>> start
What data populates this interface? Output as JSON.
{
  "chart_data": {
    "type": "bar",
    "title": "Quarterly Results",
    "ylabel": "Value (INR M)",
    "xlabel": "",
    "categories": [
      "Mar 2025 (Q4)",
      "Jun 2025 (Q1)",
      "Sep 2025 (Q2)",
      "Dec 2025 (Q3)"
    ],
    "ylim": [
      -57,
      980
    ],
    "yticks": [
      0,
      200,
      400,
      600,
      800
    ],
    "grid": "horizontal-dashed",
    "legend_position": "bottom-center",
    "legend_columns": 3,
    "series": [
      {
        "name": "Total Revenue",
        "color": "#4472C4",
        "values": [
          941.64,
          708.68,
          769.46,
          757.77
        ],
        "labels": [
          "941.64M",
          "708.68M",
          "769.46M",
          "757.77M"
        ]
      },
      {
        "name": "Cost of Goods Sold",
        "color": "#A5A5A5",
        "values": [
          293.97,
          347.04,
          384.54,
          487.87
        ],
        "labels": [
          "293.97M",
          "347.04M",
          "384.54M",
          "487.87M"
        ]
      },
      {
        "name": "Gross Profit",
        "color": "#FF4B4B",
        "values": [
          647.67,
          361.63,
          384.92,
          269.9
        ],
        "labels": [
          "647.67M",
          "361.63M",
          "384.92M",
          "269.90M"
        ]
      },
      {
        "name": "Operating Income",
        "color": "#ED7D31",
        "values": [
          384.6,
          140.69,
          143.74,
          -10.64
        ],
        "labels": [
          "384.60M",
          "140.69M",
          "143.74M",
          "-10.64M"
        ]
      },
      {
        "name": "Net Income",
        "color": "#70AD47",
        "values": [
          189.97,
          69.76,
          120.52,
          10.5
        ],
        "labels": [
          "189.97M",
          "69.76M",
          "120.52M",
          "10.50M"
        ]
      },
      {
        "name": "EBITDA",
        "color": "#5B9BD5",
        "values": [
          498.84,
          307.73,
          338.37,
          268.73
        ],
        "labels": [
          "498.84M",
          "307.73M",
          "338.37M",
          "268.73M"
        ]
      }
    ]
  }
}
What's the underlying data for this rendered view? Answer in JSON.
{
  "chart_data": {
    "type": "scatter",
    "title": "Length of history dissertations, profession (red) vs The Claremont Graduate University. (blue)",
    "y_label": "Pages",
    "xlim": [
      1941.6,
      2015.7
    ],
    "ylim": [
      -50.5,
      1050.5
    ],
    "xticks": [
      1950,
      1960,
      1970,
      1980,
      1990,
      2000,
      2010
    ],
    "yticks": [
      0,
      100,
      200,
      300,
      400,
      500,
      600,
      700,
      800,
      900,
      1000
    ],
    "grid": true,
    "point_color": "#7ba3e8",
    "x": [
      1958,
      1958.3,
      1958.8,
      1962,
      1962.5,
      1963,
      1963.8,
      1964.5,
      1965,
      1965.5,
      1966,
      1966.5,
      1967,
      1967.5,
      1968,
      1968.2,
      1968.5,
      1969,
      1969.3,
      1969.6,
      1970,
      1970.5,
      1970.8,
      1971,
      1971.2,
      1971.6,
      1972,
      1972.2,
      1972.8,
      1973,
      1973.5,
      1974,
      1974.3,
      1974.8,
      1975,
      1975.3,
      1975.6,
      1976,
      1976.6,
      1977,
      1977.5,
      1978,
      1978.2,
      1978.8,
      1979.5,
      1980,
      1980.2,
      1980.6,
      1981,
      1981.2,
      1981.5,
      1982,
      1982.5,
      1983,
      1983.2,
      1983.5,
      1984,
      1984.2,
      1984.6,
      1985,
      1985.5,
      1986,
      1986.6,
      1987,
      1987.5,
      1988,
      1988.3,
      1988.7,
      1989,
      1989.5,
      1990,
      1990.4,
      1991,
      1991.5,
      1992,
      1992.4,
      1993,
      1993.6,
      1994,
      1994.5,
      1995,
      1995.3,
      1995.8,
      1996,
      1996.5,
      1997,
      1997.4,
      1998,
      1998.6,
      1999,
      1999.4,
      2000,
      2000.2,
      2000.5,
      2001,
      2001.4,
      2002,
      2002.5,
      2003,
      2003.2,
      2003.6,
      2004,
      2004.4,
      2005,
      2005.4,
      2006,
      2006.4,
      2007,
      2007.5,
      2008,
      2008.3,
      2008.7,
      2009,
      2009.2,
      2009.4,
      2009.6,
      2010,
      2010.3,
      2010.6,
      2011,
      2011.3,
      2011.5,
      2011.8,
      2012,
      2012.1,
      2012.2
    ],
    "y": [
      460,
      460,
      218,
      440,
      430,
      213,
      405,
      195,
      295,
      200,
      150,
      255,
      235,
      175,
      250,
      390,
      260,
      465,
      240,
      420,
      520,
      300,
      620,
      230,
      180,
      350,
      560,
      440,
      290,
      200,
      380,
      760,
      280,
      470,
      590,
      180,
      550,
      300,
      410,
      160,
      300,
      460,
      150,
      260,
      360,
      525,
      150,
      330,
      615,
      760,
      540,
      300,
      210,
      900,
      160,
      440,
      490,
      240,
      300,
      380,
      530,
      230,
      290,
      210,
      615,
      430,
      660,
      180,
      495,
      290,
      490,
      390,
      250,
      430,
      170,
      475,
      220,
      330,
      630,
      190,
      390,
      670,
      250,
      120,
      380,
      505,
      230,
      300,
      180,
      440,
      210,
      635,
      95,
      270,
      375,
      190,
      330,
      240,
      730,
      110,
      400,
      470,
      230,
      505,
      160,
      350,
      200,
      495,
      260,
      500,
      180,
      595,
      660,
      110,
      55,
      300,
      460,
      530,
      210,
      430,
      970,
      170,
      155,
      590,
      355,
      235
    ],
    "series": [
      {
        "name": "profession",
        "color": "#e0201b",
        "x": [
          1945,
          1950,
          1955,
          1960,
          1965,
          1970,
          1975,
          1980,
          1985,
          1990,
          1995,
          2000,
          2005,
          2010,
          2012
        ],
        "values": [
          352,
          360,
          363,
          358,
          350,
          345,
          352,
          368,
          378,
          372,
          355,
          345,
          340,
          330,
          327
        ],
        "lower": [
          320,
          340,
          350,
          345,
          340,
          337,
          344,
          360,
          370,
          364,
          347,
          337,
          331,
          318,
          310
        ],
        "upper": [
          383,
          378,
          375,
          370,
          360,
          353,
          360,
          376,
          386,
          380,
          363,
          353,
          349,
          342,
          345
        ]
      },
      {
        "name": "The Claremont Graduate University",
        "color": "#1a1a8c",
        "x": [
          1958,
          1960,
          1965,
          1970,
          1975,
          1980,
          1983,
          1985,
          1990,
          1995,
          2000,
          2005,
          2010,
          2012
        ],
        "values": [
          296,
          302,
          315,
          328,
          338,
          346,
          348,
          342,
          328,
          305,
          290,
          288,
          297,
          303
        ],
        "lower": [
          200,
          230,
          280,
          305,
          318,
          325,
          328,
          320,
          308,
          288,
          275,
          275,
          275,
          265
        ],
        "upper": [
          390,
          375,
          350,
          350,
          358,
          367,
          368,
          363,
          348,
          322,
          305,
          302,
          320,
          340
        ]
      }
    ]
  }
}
>> end
### Written exercise:
All records above must be set down exactly, please.

### Answer to the task:
What data populates this interface? Output as JSON.
{
  "chart_data": {
    "type": "bar",
    "title": "Quarterly Results",
    "ylabel": "Value (INR M)",
    "xlabel": "",
    "categories": [
      "Mar 2025 (Q4)",
      "Jun 2025 (Q1)",
      "Sep 2025 (Q2)",
      "Dec 2025 (Q3)"
    ],
    "ylim": [
      -57,
      980
    ],
    "yticks": [
      0,
      200,
      400,
      600,
      800
    ],
    "grid": "horizontal-dashed",
    "legend_position": "bottom-center",
    "legend_columns": 3,
    "series": [
      {
        "name": "Total Revenue",
        "color": "#4472C4",
        "values": [
          941.64,
          708.68,
          769.46,
          757.77
        ],
        "labels": [
          "941.64M",
          "708.68M",
          "769.46M",
          "757.77M"
        ]
      },
      {
        "name": "Cost of Goods Sold",
        "color": "#A5A5A5",
        "values": [
          293.97,
          347.04,
          384.54,
          487.87
        ],
        "labels": [
          "293.97M",
          "347.04M",
          "384.54M",
          "487.87M"
        ]
      },
      {
        "name": "Gross Profit",
        "color": "#FF4B4B",
        "values": [
          647.67,
          361.63,
          384.92,
          269.9
        ],
        "labels": [
          "647.67M",
          "361.63M",
          "384.92M",
          "269.90M"
        ]
      },
      {
        "name": "Operating Income",
        "color": "#ED7D31",
        "values": [
          384.6,
          140.69,
          143.74,
          -10.64
        ],
        "labels": [
          "384.60M",
          "140.69M",
          "143.74M",
          "-10.64M"
        ]
      },
      {
        "name": "Net Income",
        "color": "#70AD47",
        "values": [
          189.97,
          69.76,
          120.52,
          10.5
        ],
        "labels": [
          "189.97M",
          "69.76M",
          "120.52M",
          "10.50M"
        ]
      },
      {
        "name": "EBITDA",
        "color": "#5B9BD5",
        "values": [
          498.84,
          307.73,
          338.37,
          268.73
        ],
        "labels": [
          "498.84M",
          "307.73M",
          "338.37M",
          "268.73M"
        ]
      }
    ]
  }
}
What's the underlying data for this rendered view? Answer in JSON.
{
  "chart_data": {
    "type": "scatter",
    "title": "Length of history dissertations, profession (red) vs The Claremont Graduate University. (blue)",
    "y_label": "Pages",
    "xlim": [
      1941.6,
      2015.7
    ],
    "ylim": [
      -50.5,
      1050.5
    ],
    "xticks": [
      1950,
      1960,
      1970,
      1980,
      1990,
      2000,
      2010
    ],
    "yticks": [
      0,
      100,
      200,
      300,
      400,
      500,
      600,
      700,
      800,
      900,
      1000
    ],
    "grid": true,
    "point_color": "#7ba3e8",
    "x": [
      1958,
      1958.3,
      1958.8,
      1962,
      1962.5,
      1963,
      1963.8,
      1964.5,
      1965,
      1965.5,
      1966,
      1966.5,
      1967,
      1967.5,
      1968,
      1968.2,
      1968.5,
      1969,
      1969.3,
      1969.6,
      1970,
      1970.5,
      1970.8,
      1971,
      1971.2,
      1971.6,
      1972,
      1972.2,
      1972.8,
      1973,
      1973.5,
      1974,
      1974.3,
      1974.8,
      1975,
      1975.3,
      1975.6,
      1976,
      1976.6,
      1977,
      1977.5,
      1978,
      1978.2,
      1978.8,
      1979.5,
      1980,
      1980.2,
      1980.6,
      1981,
      1981.2,
      1981.5,
      1982,
      1982.5,
      1983,
      1983.2,
      1983.5,
      1984,
      1984.2,
      1984.6,
      1985,
      1985.5,
      1986,
      1986.6,
      1987,
      1987.5,
      1988,
      1988.3,
      1988.7,
      1989,
      1989.5,
      1990,
      1990.4,
      1991,
      1991.5,
      1992,
      1992.4,
      1993,
      1993.6,
      1994,
      1994.5,
      1995,
      1995.3,
      1995.8,
      1996,
      1996.5,
      1997,
      1997.4,
      1998,
      1998.6,
      1999,
      1999.4,
      2000,
      2000.2,
      2000.5,
      2001,
      2001.4,
      2002,
      2002.5,
      2003,
      2003.2,
      2003.6,
      2004,
      2004.4,
      2005,
      2005.4,
      2006,
      2006.4,
      2007,
      2007.5,
      2008,
      2008.3,
      2008.7,
      2009,
      2009.2,
      2009.4,
      2009.6,
      2010,
      2010.3,
      2010.6,
      2011,
      2011.3,
      2011.5,
      2011.8,
      2012,
      2012.1,
      2012.2
    ],
    "y": [
      460,
      460,
      218,
      440,
      430,
      213,
      405,
      195,
      295,
      200,
      150,
      255,
      235,
      175,
      250,
      390,
      260,
      465,
      240,
      420,
      520,
      300,
      620,
      230,
      180,
      350,
      560,
      440,
      290,
      200,
      380,
      760,
      280,
      470,
      590,
      180,
      550,
      300,
      410,
      160,
      300,
      460,
      150,
      260,
      360,
      525,
      150,
      330,
      615,
      760,
      540,
      300,
      210,
      900,
      160,
      440,
      490,
      240,
      300,
      380,
      530,
      230,
      290,
      210,
      615,
      430,
      660,
      180,
      495,
      290,
      490,
      390,
      250,
      430,
      170,
      475,
      220,
      330,
      630,
      190,
      390,
      670,
      250,
      120,
      380,
      505,
      230,
      300,
      180,
      440,
      210,
      635,
      95,
      270,
      375,
      190,
      330,
      240,
      730,
      110,
      400,
      470,
      230,
      505,
      160,
      350,
      200,
      495,
      260,
      500,
      180,
      595,
      660,
      110,
      55,
      300,
      460,
      530,
      210,
      430,
      970,
      170,
      155,
      590,
      355,
      235
    ],
    "series": [
      {
        "name": "profession",
        "color": "#e0201b",
        "x": [
          1945,
          1950,
          1955,
          1960,
          1965,
          1970,
          1975,
          1980,
          1985,
          1990,
          1995,
          2000,
          2005,
          2010,
          2012
        ],
        "values": [
          352,
          360,
          363,
          358,
          350,
          345,
          352,
          368,
          378,
          372,
          355,
          345,
          340,
          330,
          327
        ],
        "lower": [
          320,
          340,
          350,
          345,
          340,
          337,
          344,
          360,
          370,
          364,
          347,
          337,
          331,
          318,
          310
        ],
        "upper": [
          383,
          378,
          375,
          370,
          360,
          353,
          360,
          376,
          386,
          380,
          363,
          353,
          349,
          342,
          345
        ]
      },
      {
        "name": "The Claremont Graduate University",
        "color": "#1a1a8c",
        "x": [
          1958,
          1960,
          1965,
          1970,
          1975,
          1980,
          1983,
          1985,
          1990,
          1995,
          2000,
          2005,
          2010,
          2012
        ],
        "values": [
          296,
          302,
          315,
          328,
          338,
          346,
          348,
          342,
          328,
          305,
          290,
          288,
          297,
          303
        ],
        "lower": [
          200,
          230,
          280,
          305,
          318,
          325,
          328,
          320,
          308,
          288,
          275,
          275,
          275,
          265
        ],
        "upper": [
          390,
          375,
          350,
          350,
          358,
          367,
          368,
          363,
          348,
          322,
          305,
          302,
          320,
          340
        ]
      }
    ]
  }
}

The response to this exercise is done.